* Begin *
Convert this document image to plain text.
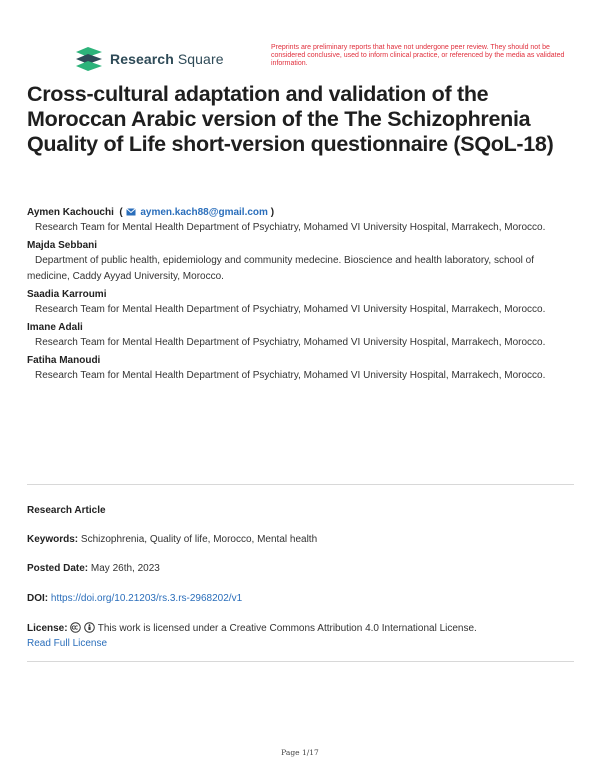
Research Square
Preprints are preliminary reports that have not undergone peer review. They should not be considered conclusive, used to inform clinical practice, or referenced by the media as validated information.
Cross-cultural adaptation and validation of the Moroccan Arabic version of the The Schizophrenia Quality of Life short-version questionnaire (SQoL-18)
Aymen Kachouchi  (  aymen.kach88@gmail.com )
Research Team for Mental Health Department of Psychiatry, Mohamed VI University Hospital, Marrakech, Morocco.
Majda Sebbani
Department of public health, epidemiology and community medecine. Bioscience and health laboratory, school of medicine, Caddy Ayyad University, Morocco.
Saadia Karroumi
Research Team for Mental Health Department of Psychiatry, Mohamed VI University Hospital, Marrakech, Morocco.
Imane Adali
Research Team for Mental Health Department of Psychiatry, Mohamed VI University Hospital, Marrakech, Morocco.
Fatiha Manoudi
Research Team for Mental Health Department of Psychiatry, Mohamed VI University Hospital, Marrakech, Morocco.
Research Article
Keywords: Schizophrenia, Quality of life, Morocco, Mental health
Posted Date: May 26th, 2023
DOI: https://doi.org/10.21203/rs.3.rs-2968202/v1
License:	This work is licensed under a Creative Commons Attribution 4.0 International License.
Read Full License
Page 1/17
* End *
- _Exercise task_
Write out the material above once more, exactly as it reads, with no pictures.

- _Output for this task_
Convert this document image to plain text.
Research Square
Preprints are preliminary reports that have not undergone peer review. They should not be considered conclusive, used to inform clinical practice, or referenced by the media as validated information.
Cross-cultural adaptation and validation of the Moroccan Arabic version of the The Schizophrenia Quality of Life short-version questionnaire (SQoL-18)
Aymen Kachouchi  (  aymen.kach88@gmail.com )
Research Team for Mental Health Department of Psychiatry, Mohamed VI University Hospital, Marrakech, Morocco.
Majda Sebbani
Department of public health, epidemiology and community medecine. Bioscience and health laboratory, school of medicine, Caddy Ayyad University, Morocco.
Saadia Karroumi
Research Team for Mental Health Department of Psychiatry, Mohamed VI University Hospital, Marrakech, Morocco.
Imane Adali
Research Team for Mental Health Department of Psychiatry, Mohamed VI University Hospital, Marrakech, Morocco.
Fatiha Manoudi
Research Team for Mental Health Department of Psychiatry, Mohamed VI University Hospital, Marrakech, Morocco.
Research Article
Keywords: Schizophrenia, Quality of life, Morocco, Mental health
Posted Date: May 26th, 2023
DOI: https://doi.org/10.21203/rs.3.rs-2968202/v1
License:	This work is licensed under a Creative Commons Attribution 4.0 International License.
Read Full License
Page 1/17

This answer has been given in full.